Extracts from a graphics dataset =
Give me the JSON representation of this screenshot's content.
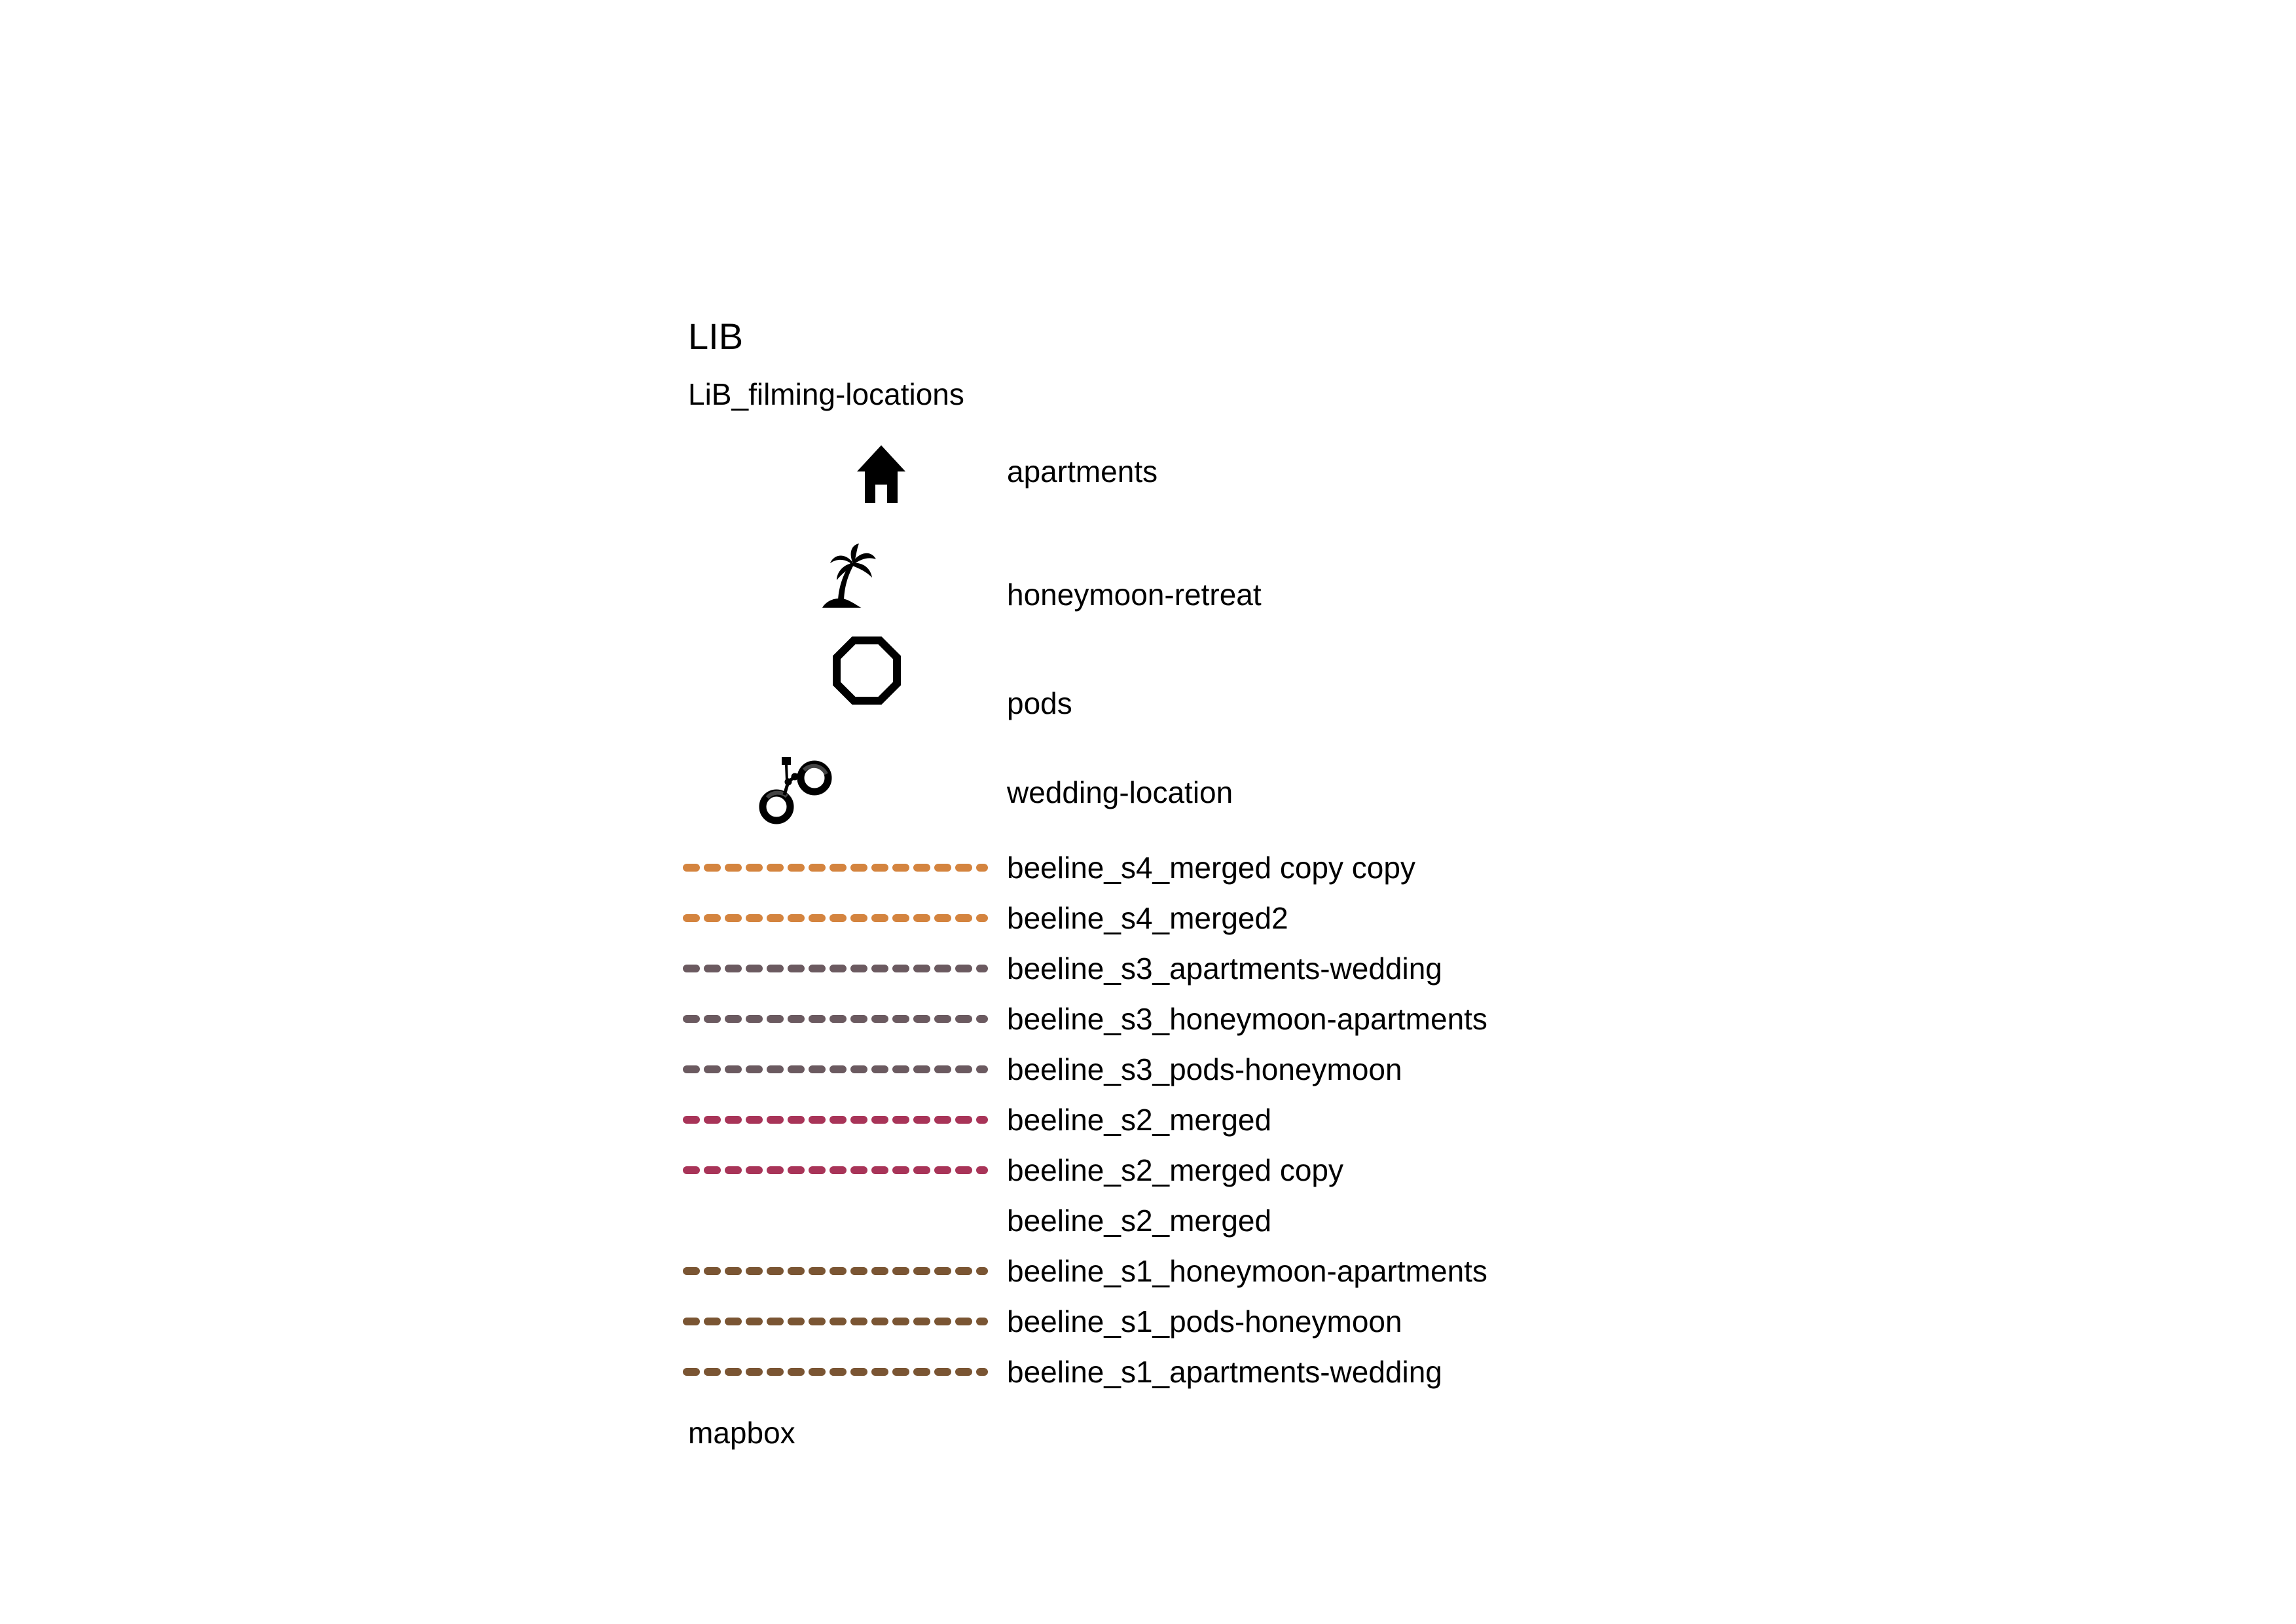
{
  "legend": {
    "title": "LIB",
    "subtitle": "LiB_filming-locations",
    "points": [
      {
        "label": "apartments",
        "icon": "house-icon"
      },
      {
        "label": "honeymoon-retreat",
        "icon": "palm-tree-icon"
      },
      {
        "label": "pods",
        "icon": "octagon-icon"
      },
      {
        "label": "wedding-location",
        "icon": "handcuffs-icon"
      }
    ],
    "lines": [
      {
        "label": "beeline_s4_merged copy copy",
        "color": "#D4843F",
        "shown": true
      },
      {
        "label": "beeline_s4_merged2",
        "color": "#D4843F",
        "shown": true
      },
      {
        "label": "beeline_s3_apartments-wedding",
        "color": "#6B5A60",
        "shown": true
      },
      {
        "label": "beeline_s3_honeymoon-apartments",
        "color": "#6B5A60",
        "shown": true
      },
      {
        "label": "beeline_s3_pods-honeymoon",
        "color": "#6B5A60",
        "shown": true
      },
      {
        "label": "beeline_s2_merged",
        "color": "#A83458",
        "shown": true
      },
      {
        "label": "beeline_s2_merged copy",
        "color": "#A83458",
        "shown": true
      },
      {
        "label": "beeline_s2_merged",
        "color": "#FFFFFF",
        "shown": false
      },
      {
        "label": "beeline_s1_honeymoon-apartments",
        "color": "#7A5533",
        "shown": true
      },
      {
        "label": "beeline_s1_pods-honeymoon",
        "color": "#7A5533",
        "shown": true
      },
      {
        "label": "beeline_s1_apartments-wedding",
        "color": "#7A5533",
        "shown": true
      }
    ],
    "footer": "mapbox"
  }
}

What you should do = Extract the text of all the records above verbatim, excluding pictures.

Task solution =
Give me the JSON representation of this screenshot's content.
{
  "legend": {
    "title": "LIB",
    "subtitle": "LiB_filming-locations",
    "points": [
      {
        "label": "apartments",
        "icon": "house-icon"
      },
      {
        "label": "honeymoon-retreat",
        "icon": "palm-tree-icon"
      },
      {
        "label": "pods",
        "icon": "octagon-icon"
      },
      {
        "label": "wedding-location",
        "icon": "handcuffs-icon"
      }
    ],
    "lines": [
      {
        "label": "beeline_s4_merged copy copy",
        "color": "#D4843F",
        "shown": true
      },
      {
        "label": "beeline_s4_merged2",
        "color": "#D4843F",
        "shown": true
      },
      {
        "label": "beeline_s3_apartments-wedding",
        "color": "#6B5A60",
        "shown": true
      },
      {
        "label": "beeline_s3_honeymoon-apartments",
        "color": "#6B5A60",
        "shown": true
      },
      {
        "label": "beeline_s3_pods-honeymoon",
        "color": "#6B5A60",
        "shown": true
      },
      {
        "label": "beeline_s2_merged",
        "color": "#A83458",
        "shown": true
      },
      {
        "label": "beeline_s2_merged copy",
        "color": "#A83458",
        "shown": true
      },
      {
        "label": "beeline_s2_merged",
        "color": "#FFFFFF",
        "shown": false
      },
      {
        "label": "beeline_s1_honeymoon-apartments",
        "color": "#7A5533",
        "shown": true
      },
      {
        "label": "beeline_s1_pods-honeymoon",
        "color": "#7A5533",
        "shown": true
      },
      {
        "label": "beeline_s1_apartments-wedding",
        "color": "#7A5533",
        "shown": true
      }
    ],
    "footer": "mapbox"
  }
}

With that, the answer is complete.